→ **Work to be completed**:
Using the data below, copy each line that includes the word "fluorescence".

→ **Items**:
━━━━

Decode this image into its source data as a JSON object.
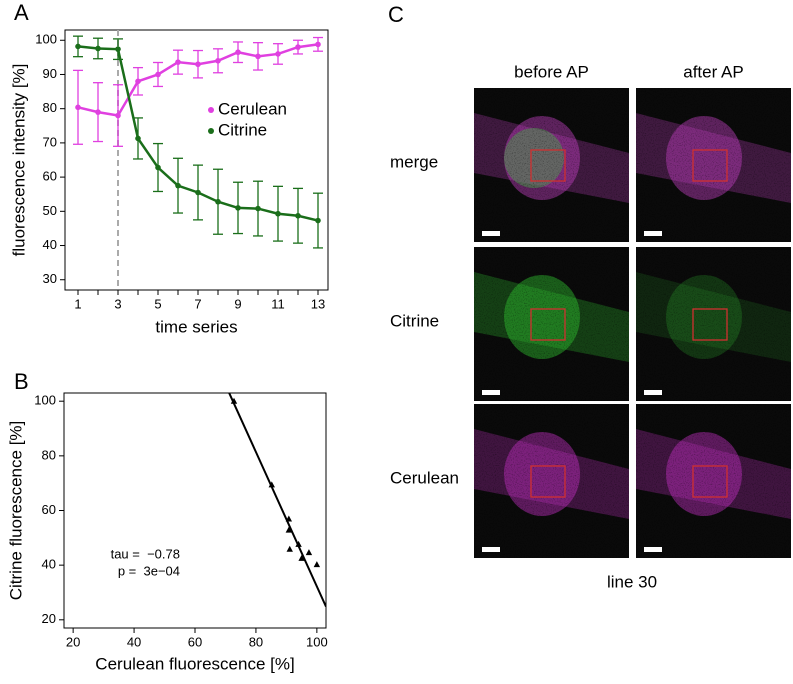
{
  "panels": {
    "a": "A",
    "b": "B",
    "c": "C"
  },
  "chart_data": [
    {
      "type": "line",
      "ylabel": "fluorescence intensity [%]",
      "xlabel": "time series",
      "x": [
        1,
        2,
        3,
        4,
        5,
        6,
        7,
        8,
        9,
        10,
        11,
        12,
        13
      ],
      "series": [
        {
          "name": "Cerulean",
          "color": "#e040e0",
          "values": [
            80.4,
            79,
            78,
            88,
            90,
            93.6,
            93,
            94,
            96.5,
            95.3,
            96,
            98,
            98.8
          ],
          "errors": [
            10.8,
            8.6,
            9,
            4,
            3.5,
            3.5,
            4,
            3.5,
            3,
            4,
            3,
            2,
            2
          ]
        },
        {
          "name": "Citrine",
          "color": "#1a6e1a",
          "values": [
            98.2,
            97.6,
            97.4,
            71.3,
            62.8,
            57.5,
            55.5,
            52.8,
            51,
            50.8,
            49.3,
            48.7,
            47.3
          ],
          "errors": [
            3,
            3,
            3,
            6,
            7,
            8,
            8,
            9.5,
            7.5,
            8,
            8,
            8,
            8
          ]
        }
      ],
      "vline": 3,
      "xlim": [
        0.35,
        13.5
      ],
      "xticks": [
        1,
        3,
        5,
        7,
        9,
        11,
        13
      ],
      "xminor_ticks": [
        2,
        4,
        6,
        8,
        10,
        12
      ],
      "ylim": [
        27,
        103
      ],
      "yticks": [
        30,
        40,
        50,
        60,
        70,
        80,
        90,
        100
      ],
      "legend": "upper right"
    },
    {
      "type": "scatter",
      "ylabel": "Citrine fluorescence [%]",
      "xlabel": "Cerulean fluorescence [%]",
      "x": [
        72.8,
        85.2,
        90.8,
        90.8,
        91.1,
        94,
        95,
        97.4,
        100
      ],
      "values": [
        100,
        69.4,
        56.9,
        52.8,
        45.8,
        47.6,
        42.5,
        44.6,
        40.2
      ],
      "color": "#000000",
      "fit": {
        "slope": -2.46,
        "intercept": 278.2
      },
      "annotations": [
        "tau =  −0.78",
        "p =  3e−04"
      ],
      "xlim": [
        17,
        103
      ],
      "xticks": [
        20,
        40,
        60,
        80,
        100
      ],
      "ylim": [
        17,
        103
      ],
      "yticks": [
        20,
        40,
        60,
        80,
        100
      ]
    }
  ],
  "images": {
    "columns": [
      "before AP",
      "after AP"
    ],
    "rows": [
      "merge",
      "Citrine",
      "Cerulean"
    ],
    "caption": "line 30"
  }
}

━━━━

→ **Answer to this task**:
      "ylabel": "fluorescence intensity [%]",
      "ylabel": "Citrine fluorescence [%]",
      "xlabel": "Cerulean fluorescence [%]",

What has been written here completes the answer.